■ **WORK INSTRUCTIONS**: Would you set down every entry shown below, precisely as written?

■ **EXCERPTED DATA**:

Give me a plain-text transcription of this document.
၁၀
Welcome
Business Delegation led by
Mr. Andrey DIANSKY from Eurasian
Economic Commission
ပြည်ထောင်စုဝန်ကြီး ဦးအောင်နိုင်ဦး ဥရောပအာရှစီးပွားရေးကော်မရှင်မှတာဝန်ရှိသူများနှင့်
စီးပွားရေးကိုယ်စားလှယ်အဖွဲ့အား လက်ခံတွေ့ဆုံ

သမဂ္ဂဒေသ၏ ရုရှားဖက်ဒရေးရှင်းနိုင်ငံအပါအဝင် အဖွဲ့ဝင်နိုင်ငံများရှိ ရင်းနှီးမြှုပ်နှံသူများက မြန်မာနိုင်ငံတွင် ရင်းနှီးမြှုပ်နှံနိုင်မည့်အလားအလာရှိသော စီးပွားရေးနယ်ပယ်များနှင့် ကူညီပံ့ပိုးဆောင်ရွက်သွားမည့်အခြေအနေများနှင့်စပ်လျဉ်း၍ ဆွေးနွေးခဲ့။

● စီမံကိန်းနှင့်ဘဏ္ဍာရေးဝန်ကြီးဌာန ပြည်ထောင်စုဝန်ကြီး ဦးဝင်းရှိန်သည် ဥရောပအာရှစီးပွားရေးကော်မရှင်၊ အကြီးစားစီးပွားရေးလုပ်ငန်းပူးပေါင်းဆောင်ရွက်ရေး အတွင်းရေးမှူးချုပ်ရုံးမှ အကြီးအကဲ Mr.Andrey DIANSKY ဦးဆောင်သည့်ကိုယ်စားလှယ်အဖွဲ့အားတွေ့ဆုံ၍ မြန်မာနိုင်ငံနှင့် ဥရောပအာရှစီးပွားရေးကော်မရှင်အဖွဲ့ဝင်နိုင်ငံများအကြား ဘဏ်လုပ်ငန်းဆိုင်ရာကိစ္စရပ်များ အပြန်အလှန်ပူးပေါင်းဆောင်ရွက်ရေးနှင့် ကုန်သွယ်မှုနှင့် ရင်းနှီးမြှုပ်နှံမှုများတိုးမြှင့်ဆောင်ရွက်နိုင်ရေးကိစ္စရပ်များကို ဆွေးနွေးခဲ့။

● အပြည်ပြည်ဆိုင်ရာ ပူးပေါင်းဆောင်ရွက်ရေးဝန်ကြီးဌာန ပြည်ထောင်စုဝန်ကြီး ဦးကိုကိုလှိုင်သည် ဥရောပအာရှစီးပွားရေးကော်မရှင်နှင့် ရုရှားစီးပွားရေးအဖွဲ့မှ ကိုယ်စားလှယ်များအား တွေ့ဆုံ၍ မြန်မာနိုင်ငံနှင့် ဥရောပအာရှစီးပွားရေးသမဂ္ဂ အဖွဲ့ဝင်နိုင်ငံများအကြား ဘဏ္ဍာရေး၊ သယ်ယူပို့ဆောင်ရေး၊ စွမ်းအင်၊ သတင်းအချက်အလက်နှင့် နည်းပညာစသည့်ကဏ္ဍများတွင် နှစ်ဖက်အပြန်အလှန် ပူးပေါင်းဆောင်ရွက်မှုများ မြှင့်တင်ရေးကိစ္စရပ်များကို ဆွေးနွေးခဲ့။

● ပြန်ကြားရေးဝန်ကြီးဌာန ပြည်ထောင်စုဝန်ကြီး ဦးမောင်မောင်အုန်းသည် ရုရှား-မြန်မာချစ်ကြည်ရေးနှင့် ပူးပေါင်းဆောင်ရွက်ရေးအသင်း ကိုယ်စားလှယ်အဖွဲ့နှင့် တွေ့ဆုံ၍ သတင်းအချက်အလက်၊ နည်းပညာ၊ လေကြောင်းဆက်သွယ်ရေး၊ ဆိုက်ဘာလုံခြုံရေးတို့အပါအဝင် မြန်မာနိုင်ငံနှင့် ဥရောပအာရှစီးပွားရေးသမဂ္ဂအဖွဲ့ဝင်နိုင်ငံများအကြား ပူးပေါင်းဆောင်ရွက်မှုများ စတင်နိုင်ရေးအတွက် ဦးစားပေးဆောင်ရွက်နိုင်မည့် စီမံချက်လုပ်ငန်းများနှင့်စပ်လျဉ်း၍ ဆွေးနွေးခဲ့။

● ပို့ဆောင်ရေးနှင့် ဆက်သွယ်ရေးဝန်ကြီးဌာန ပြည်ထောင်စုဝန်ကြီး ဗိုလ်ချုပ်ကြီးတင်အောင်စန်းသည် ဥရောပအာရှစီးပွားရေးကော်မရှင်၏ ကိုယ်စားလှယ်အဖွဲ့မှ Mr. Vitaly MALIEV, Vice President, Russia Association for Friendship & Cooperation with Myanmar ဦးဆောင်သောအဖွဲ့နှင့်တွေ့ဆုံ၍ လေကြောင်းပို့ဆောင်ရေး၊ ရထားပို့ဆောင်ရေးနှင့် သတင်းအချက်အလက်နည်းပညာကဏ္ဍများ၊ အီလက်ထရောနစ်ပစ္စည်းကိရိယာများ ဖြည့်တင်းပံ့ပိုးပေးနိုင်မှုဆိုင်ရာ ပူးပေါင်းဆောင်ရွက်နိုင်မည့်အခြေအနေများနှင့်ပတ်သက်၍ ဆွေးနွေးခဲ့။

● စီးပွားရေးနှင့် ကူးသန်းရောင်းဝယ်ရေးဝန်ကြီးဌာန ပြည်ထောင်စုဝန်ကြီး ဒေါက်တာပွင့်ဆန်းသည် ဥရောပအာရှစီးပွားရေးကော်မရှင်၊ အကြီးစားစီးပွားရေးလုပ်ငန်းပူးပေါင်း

■ **THE OUTPUT**:
Give me a plain-text transcription of this document.
၁၀
Welcome
Business Delegation led by
Mr. Andrey DIANSKY from Eurasian
Economic Commission
ပြည်ထောင်စုဝန်ကြီး ဦးအောင်နိုင်ဦး ဥရောပအာရှစီးပွားရေးကော်မရှင်မှတာဝန်ရှိသူများနှင့်
စီးပွားရေးကိုယ်စားလှယ်အဖွဲ့အား လက်ခံတွေ့ဆုံ

သမဂ္ဂဒေသ၏ ရုရှားဖက်ဒရေးရှင်းနိုင်ငံအပါအဝင် အဖွဲ့ဝင်နိုင်ငံများရှိ ရင်းနှီးမြှုပ်နှံသူများက မြန်မာနိုင်ငံတွင် ရင်းနှီးမြှုပ်နှံနိုင်မည့်အလားအလာရှိသော စီးပွားရေးနယ်ပယ်များနှင့် ကူညီပံ့ပိုးဆောင်ရွက်သွားမည့်အခြေအနေများနှင့်စပ်လျဉ်း၍ ဆွေးနွေးခဲ့။

● စီမံကိန်းနှင့်ဘဏ္ဍာရေးဝန်ကြီးဌာန ပြည်ထောင်စုဝန်ကြီး ဦးဝင်းရှိန်သည် ဥရောပအာရှစီးပွားရေးကော်မရှင်၊ အကြီးစားစီးပွားရေးလုပ်ငန်းပူးပေါင်းဆောင်ရွက်ရေး အတွင်းရေးမှူးချုပ်ရုံးမှ အကြီးအကဲ Mr.Andrey DIANSKY ဦးဆောင်သည့်ကိုယ်စားလှယ်အဖွဲ့အားတွေ့ဆုံ၍ မြန်မာနိုင်ငံနှင့် ဥရောပအာရှစီးပွားရေးကော်မရှင်အဖွဲ့ဝင်နိုင်ငံများအကြား ဘဏ်လုပ်ငန်းဆိုင်ရာကိစ္စရပ်များ အပြန်အလှန်ပူးပေါင်းဆောင်ရွက်ရေးနှင့် ကုန်သွယ်မှုနှင့် ရင်းနှီးမြှုပ်နှံမှုများတိုးမြှင့်ဆောင်ရွက်နိုင်ရေးကိစ္စရပ်များကို ဆွေးနွေးခဲ့။

● အပြည်ပြည်ဆိုင်ရာ ပူးပေါင်းဆောင်ရွက်ရေးဝန်ကြီးဌာန ပြည်ထောင်စုဝန်ကြီး ဦးကိုကိုလှိုင်သည် ဥရောပအာရှစီးပွားရေးကော်မရှင်နှင့် ရုရှားစီးပွားရေးအဖွဲ့မှ ကိုယ်စားလှယ်များအား တွေ့ဆုံ၍ မြန်မာနိုင်ငံနှင့် ဥရောပအာရှစီးပွားရေးသမဂ္ဂ အဖွဲ့ဝင်နိုင်ငံများအကြား ဘဏ္ဍာရေး၊ သယ်ယူပို့ဆောင်ရေး၊ စွမ်းအင်၊ သတင်းအချက်အလက်နှင့် နည်းပညာစသည့်ကဏ္ဍများတွင် နှစ်ဖက်အပြန်အလှန် ပူးပေါင်းဆောင်ရွက်မှုများ မြှင့်တင်ရေးကိစ္စရပ်များကို ဆွေးနွေးခဲ့။

● ပြန်ကြားရေးဝန်ကြီးဌာန ပြည်ထောင်စုဝန်ကြီး ဦးမောင်မောင်အုန်းသည် ရုရှား-မြန်မာချစ်ကြည်ရေးနှင့် ပူးပေါင်းဆောင်ရွက်ရေးအသင်း ကိုယ်စားလှယ်အဖွဲ့နှင့် တွေ့ဆုံ၍ သတင်းအချက်အလက်၊ နည်းပညာ၊ လေကြောင်းဆက်သွယ်ရေး၊ ဆိုက်ဘာလုံခြုံရေးတို့အပါအဝင် မြန်မာနိုင်ငံနှင့် ဥရောပအာရှစီးပွားရေးသမဂ္ဂအဖွဲ့ဝင်နိုင်ငံများအကြား ပူးပေါင်းဆောင်ရွက်မှုများ စတင်နိုင်ရေးအတွက် ဦးစားပေးဆောင်ရွက်နိုင်မည့် စီမံချက်လုပ်ငန်းများနှင့်စပ်လျဉ်း၍ ဆွေးနွေးခဲ့။

● ပို့ဆောင်ရေးနှင့် ဆက်သွယ်ရေးဝန်ကြီးဌာန ပြည်ထောင်စုဝန်ကြီး ဗိုလ်ချုပ်ကြီးတင်အောင်စန်းသည် ဥရောပအာရှစီးပွားရေးကော်မရှင်၏ ကိုယ်စားလှယ်အဖွဲ့မှ Mr. Vitaly MALIEV, Vice President, Russia Association for Friendship & Cooperation with Myanmar ဦးဆောင်သောအဖွဲ့နှင့်တွေ့ဆုံ၍ လေကြောင်းပို့ဆောင်ရေး၊ ရထားပို့ဆောင်ရေးနှင့် သတင်းအချက်အလက်နည်းပညာကဏ္ဍများ၊ အီလက်ထရောနစ်ပစ္စည်းကိရိယာများ ဖြည့်တင်းပံ့ပိုးပေးနိုင်မှုဆိုင်ရာ ပူးပေါင်းဆောင်ရွက်နိုင်မည့်အခြေအနေများနှင့်ပတ်သက်၍ ဆွေးနွေးခဲ့။

● စီးပွားရေးနှင့် ကူးသန်းရောင်းဝယ်ရေးဝန်ကြီးဌာန ပြည်ထောင်စုဝန်ကြီး ဒေါက်တာပွင့်ဆန်းသည် ဥရောပအာရှစီးပွားရေးကော်မရှင်၊ အကြီးစားစီးပွားရေးလုပ်ငန်းပူးပေါင်း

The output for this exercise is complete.